*Written instruction*
Return the records that follow, matching each one exactly.

*Records supplied*

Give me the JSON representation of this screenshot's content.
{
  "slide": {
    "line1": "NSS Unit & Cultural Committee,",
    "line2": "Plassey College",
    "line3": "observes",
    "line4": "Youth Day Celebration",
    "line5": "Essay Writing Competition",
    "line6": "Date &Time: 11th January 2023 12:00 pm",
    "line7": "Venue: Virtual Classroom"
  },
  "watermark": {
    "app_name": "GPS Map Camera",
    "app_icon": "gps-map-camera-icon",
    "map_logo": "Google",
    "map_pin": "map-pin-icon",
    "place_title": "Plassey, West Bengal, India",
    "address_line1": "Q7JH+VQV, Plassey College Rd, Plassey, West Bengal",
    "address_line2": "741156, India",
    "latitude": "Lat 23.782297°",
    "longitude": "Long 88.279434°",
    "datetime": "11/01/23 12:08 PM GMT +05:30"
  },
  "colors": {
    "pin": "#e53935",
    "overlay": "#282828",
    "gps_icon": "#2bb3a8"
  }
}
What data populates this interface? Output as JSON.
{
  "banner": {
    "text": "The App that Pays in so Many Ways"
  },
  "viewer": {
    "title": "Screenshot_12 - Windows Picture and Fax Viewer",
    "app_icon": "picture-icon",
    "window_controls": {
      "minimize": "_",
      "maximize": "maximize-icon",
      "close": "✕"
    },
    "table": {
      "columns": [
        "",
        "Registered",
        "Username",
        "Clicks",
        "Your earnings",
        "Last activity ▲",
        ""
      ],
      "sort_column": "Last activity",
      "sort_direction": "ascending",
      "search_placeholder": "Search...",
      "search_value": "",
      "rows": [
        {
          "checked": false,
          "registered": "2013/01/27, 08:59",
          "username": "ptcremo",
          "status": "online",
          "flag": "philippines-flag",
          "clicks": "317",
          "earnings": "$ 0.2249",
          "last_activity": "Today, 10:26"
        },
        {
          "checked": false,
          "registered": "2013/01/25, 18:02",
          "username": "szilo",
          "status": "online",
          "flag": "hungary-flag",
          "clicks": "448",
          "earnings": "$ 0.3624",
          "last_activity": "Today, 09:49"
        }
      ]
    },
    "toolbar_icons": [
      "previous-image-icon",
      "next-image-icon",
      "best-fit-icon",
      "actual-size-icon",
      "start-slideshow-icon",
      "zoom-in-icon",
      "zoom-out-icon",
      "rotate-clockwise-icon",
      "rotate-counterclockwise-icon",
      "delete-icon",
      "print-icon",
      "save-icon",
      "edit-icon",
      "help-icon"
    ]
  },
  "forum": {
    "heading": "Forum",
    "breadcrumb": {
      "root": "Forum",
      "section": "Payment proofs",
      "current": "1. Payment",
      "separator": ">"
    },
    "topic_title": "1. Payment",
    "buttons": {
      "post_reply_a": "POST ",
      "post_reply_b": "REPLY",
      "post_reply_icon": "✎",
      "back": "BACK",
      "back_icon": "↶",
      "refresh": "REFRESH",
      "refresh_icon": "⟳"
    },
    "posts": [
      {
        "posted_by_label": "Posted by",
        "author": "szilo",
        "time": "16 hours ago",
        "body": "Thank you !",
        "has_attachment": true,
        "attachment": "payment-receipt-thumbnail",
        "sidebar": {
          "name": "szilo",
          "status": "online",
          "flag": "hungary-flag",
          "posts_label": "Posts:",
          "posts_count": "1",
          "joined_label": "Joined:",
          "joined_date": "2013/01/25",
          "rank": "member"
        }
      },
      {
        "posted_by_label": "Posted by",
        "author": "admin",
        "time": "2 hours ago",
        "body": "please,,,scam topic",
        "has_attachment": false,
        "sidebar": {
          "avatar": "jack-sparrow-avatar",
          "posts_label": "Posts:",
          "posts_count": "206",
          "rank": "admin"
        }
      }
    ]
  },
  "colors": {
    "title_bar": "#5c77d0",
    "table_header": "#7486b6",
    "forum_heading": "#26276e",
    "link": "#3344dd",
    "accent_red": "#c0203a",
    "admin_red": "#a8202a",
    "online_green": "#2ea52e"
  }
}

*The solution*
Give me the JSON representation of this screenshot's content.
{
  "slide": {
    "line1": "NSS Unit & Cultural Committee,",
    "line2": "Plassey College",
    "line3": "observes",
    "line4": "Youth Day Celebration",
    "line5": "Essay Writing Competition",
    "line6": "Date &Time: 11th January 2023 12:00 pm",
    "line7": "Venue: Virtual Classroom"
  },
  "watermark": {
    "app_name": "GPS Map Camera",
    "app_icon": "gps-map-camera-icon",
    "map_logo": "Google",
    "map_pin": "map-pin-icon",
    "place_title": "Plassey, West Bengal, India",
    "address_line1": "Q7JH+VQV, Plassey College Rd, Plassey, West Bengal",
    "address_line2": "741156, India",
    "latitude": "Lat 23.782297°",
    "longitude": "Long 88.279434°",
    "datetime": "11/01/23 12:08 PM GMT +05:30"
  },
  "colors": {
    "pin": "#e53935",
    "overlay": "#282828",
    "gps_icon": "#2bb3a8"
  }
}
What data populates this interface? Output as JSON.
{
  "banner": {
    "text": "The App that Pays in so Many Ways"
  },
  "viewer": {
    "title": "Screenshot_12 - Windows Picture and Fax Viewer",
    "app_icon": "picture-icon",
    "window_controls": {
      "minimize": "_",
      "maximize": "maximize-icon",
      "close": "✕"
    },
    "table": {
      "columns": [
        "",
        "Registered",
        "Username",
        "Clicks",
        "Your earnings",
        "Last activity ▲",
        ""
      ],
      "sort_column": "Last activity",
      "sort_direction": "ascending",
      "search_placeholder": "Search...",
      "search_value": "",
      "rows": [
        {
          "checked": false,
          "registered": "2013/01/27, 08:59",
          "username": "ptcremo",
          "status": "online",
          "flag": "philippines-flag",
          "clicks": "317",
          "earnings": "$ 0.2249",
          "last_activity": "Today, 10:26"
        },
        {
          "checked": false,
          "registered": "2013/01/25, 18:02",
          "username": "szilo",
          "status": "online",
          "flag": "hungary-flag",
          "clicks": "448",
          "earnings": "$ 0.3624",
          "last_activity": "Today, 09:49"
        }
      ]
    },
    "toolbar_icons": [
      "previous-image-icon",
      "next-image-icon",
      "best-fit-icon",
      "actual-size-icon",
      "start-slideshow-icon",
      "zoom-in-icon",
      "zoom-out-icon",
      "rotate-clockwise-icon",
      "rotate-counterclockwise-icon",
      "delete-icon",
      "print-icon",
      "save-icon",
      "edit-icon",
      "help-icon"
    ]
  },
  "forum": {
    "heading": "Forum",
    "breadcrumb": {
      "root": "Forum",
      "section": "Payment proofs",
      "current": "1. Payment",
      "separator": ">"
    },
    "topic_title": "1. Payment",
    "buttons": {
      "post_reply_a": "POST ",
      "post_reply_b": "REPLY",
      "post_reply_icon": "✎",
      "back": "BACK",
      "back_icon": "↶",
      "refresh": "REFRESH",
      "refresh_icon": "⟳"
    },
    "posts": [
      {
        "posted_by_label": "Posted by",
        "author": "szilo",
        "time": "16 hours ago",
        "body": "Thank you !",
        "has_attachment": true,
        "attachment": "payment-receipt-thumbnail",
        "sidebar": {
          "name": "szilo",
          "status": "online",
          "flag": "hungary-flag",
          "posts_label": "Posts:",
          "posts_count": "1",
          "joined_label": "Joined:",
          "joined_date": "2013/01/25",
          "rank": "member"
        }
      },
      {
        "posted_by_label": "Posted by",
        "author": "admin",
        "time": "2 hours ago",
        "body": "please,,,scam topic",
        "has_attachment": false,
        "sidebar": {
          "avatar": "jack-sparrow-avatar",
          "posts_label": "Posts:",
          "posts_count": "206",
          "rank": "admin"
        }
      }
    ]
  },
  "colors": {
    "title_bar": "#5c77d0",
    "table_header": "#7486b6",
    "forum_heading": "#26276e",
    "link": "#3344dd",
    "accent_red": "#c0203a",
    "admin_red": "#a8202a",
    "online_green": "#2ea52e"
  }
}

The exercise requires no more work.